**Source data**
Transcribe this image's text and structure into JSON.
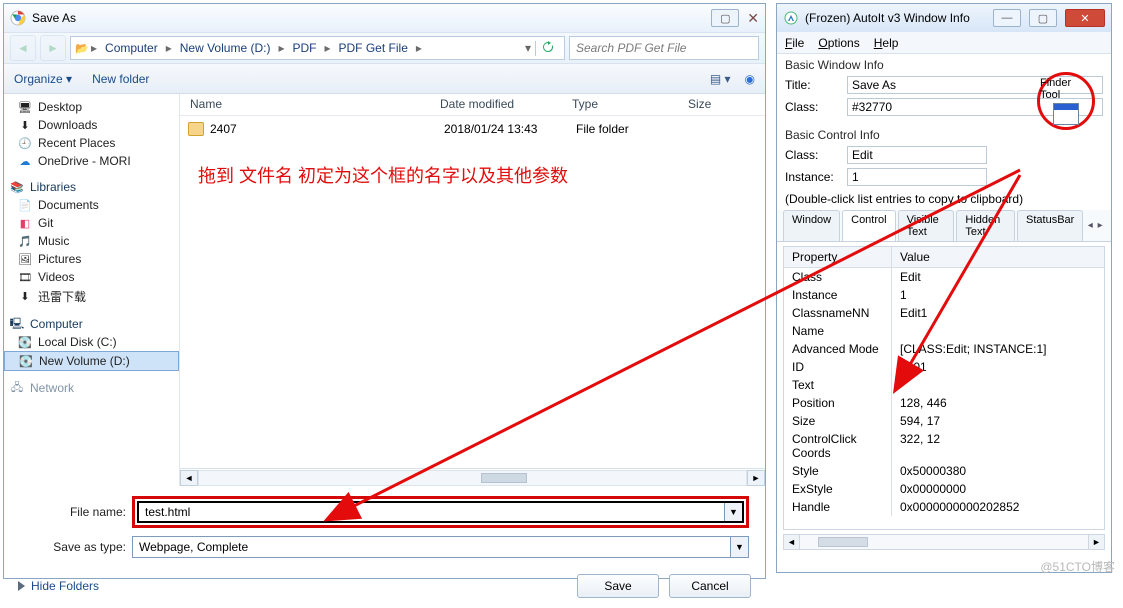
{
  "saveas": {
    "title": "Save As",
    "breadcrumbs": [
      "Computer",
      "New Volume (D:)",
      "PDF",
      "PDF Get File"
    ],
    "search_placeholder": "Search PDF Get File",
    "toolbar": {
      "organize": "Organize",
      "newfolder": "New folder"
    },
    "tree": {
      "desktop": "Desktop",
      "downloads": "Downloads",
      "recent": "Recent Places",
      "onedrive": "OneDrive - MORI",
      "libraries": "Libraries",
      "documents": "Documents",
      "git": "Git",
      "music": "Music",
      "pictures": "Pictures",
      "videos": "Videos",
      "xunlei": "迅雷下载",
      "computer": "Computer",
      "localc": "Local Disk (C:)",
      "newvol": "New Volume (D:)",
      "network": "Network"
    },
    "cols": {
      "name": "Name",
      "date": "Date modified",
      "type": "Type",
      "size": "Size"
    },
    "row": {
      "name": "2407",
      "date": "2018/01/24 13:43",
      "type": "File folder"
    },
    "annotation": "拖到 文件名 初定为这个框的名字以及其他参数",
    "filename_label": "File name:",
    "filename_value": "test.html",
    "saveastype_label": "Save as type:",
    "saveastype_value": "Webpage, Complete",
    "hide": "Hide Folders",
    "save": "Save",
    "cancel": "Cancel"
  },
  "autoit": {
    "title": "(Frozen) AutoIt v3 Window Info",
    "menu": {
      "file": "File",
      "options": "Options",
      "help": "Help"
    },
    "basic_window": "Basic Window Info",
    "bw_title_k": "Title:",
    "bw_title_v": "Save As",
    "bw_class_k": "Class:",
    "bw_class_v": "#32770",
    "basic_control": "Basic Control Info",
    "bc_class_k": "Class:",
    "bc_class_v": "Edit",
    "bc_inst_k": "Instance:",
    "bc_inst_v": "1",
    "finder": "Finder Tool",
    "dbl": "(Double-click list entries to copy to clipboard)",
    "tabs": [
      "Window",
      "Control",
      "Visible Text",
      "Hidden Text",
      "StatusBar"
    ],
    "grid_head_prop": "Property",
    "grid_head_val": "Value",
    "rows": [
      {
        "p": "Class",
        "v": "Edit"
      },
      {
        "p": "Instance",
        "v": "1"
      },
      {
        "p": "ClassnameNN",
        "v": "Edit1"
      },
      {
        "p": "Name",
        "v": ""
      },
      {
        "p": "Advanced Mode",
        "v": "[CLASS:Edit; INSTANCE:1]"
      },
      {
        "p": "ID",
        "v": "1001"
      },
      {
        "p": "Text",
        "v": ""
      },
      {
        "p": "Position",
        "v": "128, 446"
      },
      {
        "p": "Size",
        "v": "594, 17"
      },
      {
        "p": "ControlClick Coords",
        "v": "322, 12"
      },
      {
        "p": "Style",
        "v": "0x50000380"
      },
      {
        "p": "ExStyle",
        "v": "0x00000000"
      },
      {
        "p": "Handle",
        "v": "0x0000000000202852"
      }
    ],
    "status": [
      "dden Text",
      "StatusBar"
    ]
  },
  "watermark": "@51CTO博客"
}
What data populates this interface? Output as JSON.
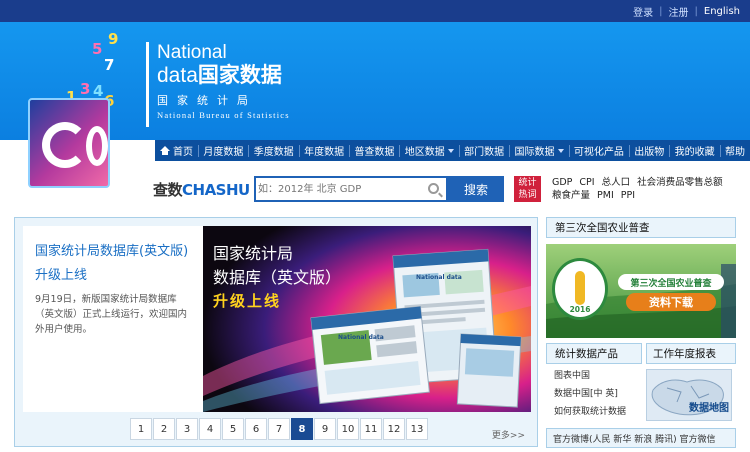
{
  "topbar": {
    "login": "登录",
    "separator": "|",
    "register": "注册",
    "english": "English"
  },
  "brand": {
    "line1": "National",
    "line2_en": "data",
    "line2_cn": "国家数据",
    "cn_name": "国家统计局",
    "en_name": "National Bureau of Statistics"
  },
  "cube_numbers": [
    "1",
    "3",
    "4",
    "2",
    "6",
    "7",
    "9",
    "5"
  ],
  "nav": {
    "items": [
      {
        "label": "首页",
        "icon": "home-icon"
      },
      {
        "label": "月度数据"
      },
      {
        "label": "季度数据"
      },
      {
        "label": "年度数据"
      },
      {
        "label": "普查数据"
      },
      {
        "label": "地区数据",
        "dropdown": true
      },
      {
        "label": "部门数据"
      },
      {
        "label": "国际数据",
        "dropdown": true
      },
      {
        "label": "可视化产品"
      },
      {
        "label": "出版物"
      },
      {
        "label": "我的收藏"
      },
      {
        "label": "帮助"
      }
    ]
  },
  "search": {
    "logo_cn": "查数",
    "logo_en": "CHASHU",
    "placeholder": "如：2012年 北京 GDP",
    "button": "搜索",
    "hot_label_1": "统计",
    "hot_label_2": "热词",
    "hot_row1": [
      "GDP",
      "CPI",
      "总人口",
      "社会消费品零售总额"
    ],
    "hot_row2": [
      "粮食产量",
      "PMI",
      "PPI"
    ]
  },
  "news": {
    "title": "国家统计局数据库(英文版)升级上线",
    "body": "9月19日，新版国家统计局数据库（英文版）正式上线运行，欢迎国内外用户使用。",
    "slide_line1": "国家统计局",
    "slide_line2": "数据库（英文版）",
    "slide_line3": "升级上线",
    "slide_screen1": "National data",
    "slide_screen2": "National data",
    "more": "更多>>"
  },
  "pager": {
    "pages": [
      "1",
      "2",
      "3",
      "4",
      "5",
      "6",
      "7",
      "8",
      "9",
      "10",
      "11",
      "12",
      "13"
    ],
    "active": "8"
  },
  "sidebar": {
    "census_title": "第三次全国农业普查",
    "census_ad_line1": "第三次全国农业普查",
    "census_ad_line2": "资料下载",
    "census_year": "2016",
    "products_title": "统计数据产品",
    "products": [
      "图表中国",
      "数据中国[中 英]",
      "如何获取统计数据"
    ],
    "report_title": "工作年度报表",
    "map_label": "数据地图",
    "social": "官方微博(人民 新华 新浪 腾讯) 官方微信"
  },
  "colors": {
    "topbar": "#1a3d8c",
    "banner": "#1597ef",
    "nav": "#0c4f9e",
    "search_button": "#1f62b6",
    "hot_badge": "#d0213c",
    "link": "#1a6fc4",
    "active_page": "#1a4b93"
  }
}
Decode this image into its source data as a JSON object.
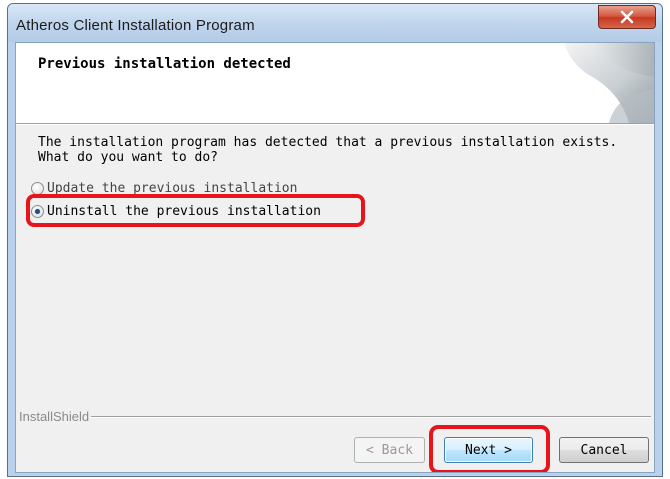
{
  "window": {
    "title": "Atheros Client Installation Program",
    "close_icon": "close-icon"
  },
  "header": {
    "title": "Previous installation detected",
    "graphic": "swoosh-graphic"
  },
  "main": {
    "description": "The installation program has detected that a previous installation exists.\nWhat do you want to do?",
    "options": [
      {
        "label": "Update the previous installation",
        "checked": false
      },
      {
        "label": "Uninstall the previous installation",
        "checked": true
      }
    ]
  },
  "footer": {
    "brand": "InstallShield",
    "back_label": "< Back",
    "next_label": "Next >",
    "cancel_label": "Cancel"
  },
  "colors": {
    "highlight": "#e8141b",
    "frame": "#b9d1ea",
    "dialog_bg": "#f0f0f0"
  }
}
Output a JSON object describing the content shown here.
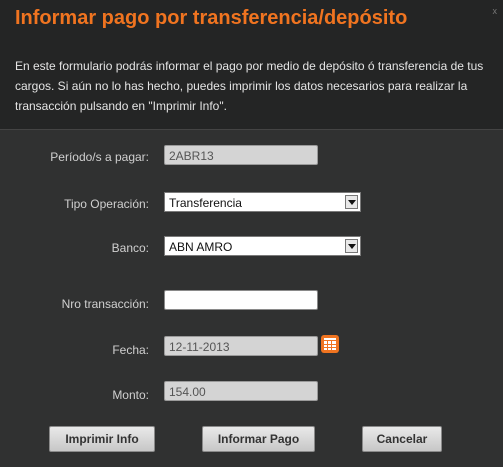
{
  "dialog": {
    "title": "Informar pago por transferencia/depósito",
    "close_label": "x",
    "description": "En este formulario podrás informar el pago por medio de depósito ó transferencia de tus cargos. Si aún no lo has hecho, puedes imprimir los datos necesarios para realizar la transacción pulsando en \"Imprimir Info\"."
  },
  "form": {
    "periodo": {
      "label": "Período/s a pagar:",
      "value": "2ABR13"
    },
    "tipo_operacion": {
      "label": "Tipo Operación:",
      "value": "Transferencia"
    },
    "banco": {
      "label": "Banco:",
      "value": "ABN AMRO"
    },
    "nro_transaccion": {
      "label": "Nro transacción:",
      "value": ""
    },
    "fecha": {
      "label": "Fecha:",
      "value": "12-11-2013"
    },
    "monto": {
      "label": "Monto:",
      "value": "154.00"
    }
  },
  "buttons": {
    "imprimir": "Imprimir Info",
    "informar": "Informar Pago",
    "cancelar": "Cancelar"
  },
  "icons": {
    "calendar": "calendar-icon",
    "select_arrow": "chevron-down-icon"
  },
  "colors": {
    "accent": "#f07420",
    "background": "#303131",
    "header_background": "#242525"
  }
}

**Given instruction**
Transcribe the listing above verbatim. Omit the pictures.

**Full response**
Transcribe this image's text and structure into JSON.
{
  "saveas": {
    "title": "Save As",
    "breadcrumbs": [
      "Computer",
      "New Volume (D:)",
      "PDF",
      "PDF Get File"
    ],
    "search_placeholder": "Search PDF Get File",
    "toolbar": {
      "organize": "Organize",
      "newfolder": "New folder"
    },
    "tree": {
      "desktop": "Desktop",
      "downloads": "Downloads",
      "recent": "Recent Places",
      "onedrive": "OneDrive - MORI",
      "libraries": "Libraries",
      "documents": "Documents",
      "git": "Git",
      "music": "Music",
      "pictures": "Pictures",
      "videos": "Videos",
      "xunlei": "迅雷下载",
      "computer": "Computer",
      "localc": "Local Disk (C:)",
      "newvol": "New Volume (D:)",
      "network": "Network"
    },
    "cols": {
      "name": "Name",
      "date": "Date modified",
      "type": "Type",
      "size": "Size"
    },
    "row": {
      "name": "2407",
      "date": "2018/01/24 13:43",
      "type": "File folder"
    },
    "annotation": "拖到 文件名 初定为这个框的名字以及其他参数",
    "filename_label": "File name:",
    "filename_value": "test.html",
    "saveastype_label": "Save as type:",
    "saveastype_value": "Webpage, Complete",
    "hide": "Hide Folders",
    "save": "Save",
    "cancel": "Cancel"
  },
  "autoit": {
    "title": "(Frozen) AutoIt v3 Window Info",
    "menu": {
      "file": "File",
      "options": "Options",
      "help": "Help"
    },
    "basic_window": "Basic Window Info",
    "bw_title_k": "Title:",
    "bw_title_v": "Save As",
    "bw_class_k": "Class:",
    "bw_class_v": "#32770",
    "basic_control": "Basic Control Info",
    "bc_class_k": "Class:",
    "bc_class_v": "Edit",
    "bc_inst_k": "Instance:",
    "bc_inst_v": "1",
    "finder": "Finder Tool",
    "dbl": "(Double-click list entries to copy to clipboard)",
    "tabs": [
      "Window",
      "Control",
      "Visible Text",
      "Hidden Text",
      "StatusBar"
    ],
    "grid_head_prop": "Property",
    "grid_head_val": "Value",
    "rows": [
      {
        "p": "Class",
        "v": "Edit"
      },
      {
        "p": "Instance",
        "v": "1"
      },
      {
        "p": "ClassnameNN",
        "v": "Edit1"
      },
      {
        "p": "Name",
        "v": ""
      },
      {
        "p": "Advanced Mode",
        "v": "[CLASS:Edit; INSTANCE:1]"
      },
      {
        "p": "ID",
        "v": "1001"
      },
      {
        "p": "Text",
        "v": ""
      },
      {
        "p": "Position",
        "v": "128, 446"
      },
      {
        "p": "Size",
        "v": "594, 17"
      },
      {
        "p": "ControlClick Coords",
        "v": "322, 12"
      },
      {
        "p": "Style",
        "v": "0x50000380"
      },
      {
        "p": "ExStyle",
        "v": "0x00000000"
      },
      {
        "p": "Handle",
        "v": "0x0000000000202852"
      }
    ],
    "status": [
      "dden Text",
      "StatusBar"
    ]
  },
  "watermark": "@51CTO博客"
}
What data populates this interface? Output as JSON.
{
  "topbar": {
    "login": "登录",
    "separator": "|",
    "register": "注册",
    "english": "English"
  },
  "brand": {
    "line1": "National",
    "line2_en": "data",
    "line2_cn": "国家数据",
    "cn_name": "国家统计局",
    "en_name": "National Bureau of Statistics"
  },
  "cube_numbers": [
    "1",
    "3",
    "4",
    "2",
    "6",
    "7",
    "9",
    "5"
  ],
  "nav": {
    "items": [
      {
        "label": "首页",
        "icon": "home-icon"
      },
      {
        "label": "月度数据"
      },
      {
        "label": "季度数据"
      },
      {
        "label": "年度数据"
      },
      {
        "label": "普查数据"
      },
      {
        "label": "地区数据",
        "dropdown": true
      },
      {
        "label": "部门数据"
      },
      {
        "label": "国际数据",
        "dropdown": true
      },
      {
        "label": "可视化产品"
      },
      {
        "label": "出版物"
      },
      {
        "label": "我的收藏"
      },
      {
        "label": "帮助"
      }
    ]
  },
  "search": {
    "logo_cn": "查数",
    "logo_en": "CHASHU",
    "placeholder": "如：2012年 北京 GDP",
    "button": "搜索",
    "hot_label_1": "统计",
    "hot_label_2": "热词",
    "hot_row1": [
      "GDP",
      "CPI",
      "总人口",
      "社会消费品零售总额"
    ],
    "hot_row2": [
      "粮食产量",
      "PMI",
      "PPI"
    ]
  },
  "news": {
    "title": "国家统计局数据库(英文版)升级上线",
    "body": "9月19日，新版国家统计局数据库（英文版）正式上线运行，欢迎国内外用户使用。",
    "slide_line1": "国家统计局",
    "slide_line2": "数据库（英文版）",
    "slide_line3": "升级上线",
    "slide_screen1": "National data",
    "slide_screen2": "National data",
    "more": "更多>>"
  },
  "pager": {
    "pages": [
      "1",
      "2",
      "3",
      "4",
      "5",
      "6",
      "7",
      "8",
      "9",
      "10",
      "11",
      "12",
      "13"
    ],
    "active": "8"
  },
  "sidebar": {
    "census_title": "第三次全国农业普查",
    "census_ad_line1": "第三次全国农业普查",
    "census_ad_line2": "资料下载",
    "census_year": "2016",
    "products_title": "统计数据产品",
    "products": [
      "图表中国",
      "数据中国[中 英]",
      "如何获取统计数据"
    ],
    "report_title": "工作年度报表",
    "map_label": "数据地图",
    "social": "官方微博(人民 新华 新浪 腾讯) 官方微信"
  },
  "colors": {
    "topbar": "#1a3d8c",
    "banner": "#1597ef",
    "nav": "#0c4f9e",
    "search_button": "#1f62b6",
    "hot_badge": "#d0213c",
    "link": "#1a6fc4",
    "active_page": "#1a4b93"
  }
}
Decode this image into its source data as a JSON object.
{
  "window": {
    "title": "Atheros Client Installation Program",
    "close_icon": "close-icon"
  },
  "header": {
    "title": "Previous installation detected",
    "graphic": "swoosh-graphic"
  },
  "main": {
    "description": "The installation program has detected that a previous installation exists.\nWhat do you want to do?",
    "options": [
      {
        "label": "Update the previous installation",
        "checked": false
      },
      {
        "label": "Uninstall the previous installation",
        "checked": true
      }
    ]
  },
  "footer": {
    "brand": "InstallShield",
    "back_label": "< Back",
    "next_label": "Next >",
    "cancel_label": "Cancel"
  },
  "colors": {
    "highlight": "#e8141b",
    "frame": "#b9d1ea",
    "dialog_bg": "#f0f0f0"
  }
}
Output a JSON object describing the content shown here.
{
  "dialog": {
    "title": "Informar pago por transferencia/depósito",
    "close_label": "x",
    "description": "En este formulario podrás informar el pago por medio de depósito ó transferencia de tus cargos. Si aún no lo has hecho, puedes imprimir los datos necesarios para realizar la transacción pulsando en \"Imprimir Info\"."
  },
  "form": {
    "periodo": {
      "label": "Período/s a pagar:",
      "value": "2ABR13"
    },
    "tipo_operacion": {
      "label": "Tipo Operación:",
      "value": "Transferencia"
    },
    "banco": {
      "label": "Banco:",
      "value": "ABN AMRO"
    },
    "nro_transaccion": {
      "label": "Nro transacción:",
      "value": ""
    },
    "fecha": {
      "label": "Fecha:",
      "value": "12-11-2013"
    },
    "monto": {
      "label": "Monto:",
      "value": "154.00"
    }
  },
  "buttons": {
    "imprimir": "Imprimir Info",
    "informar": "Informar Pago",
    "cancelar": "Cancelar"
  },
  "icons": {
    "calendar": "calendar-icon",
    "select_arrow": "chevron-down-icon"
  },
  "colors": {
    "accent": "#f07420",
    "background": "#303131",
    "header_background": "#242525"
  }
}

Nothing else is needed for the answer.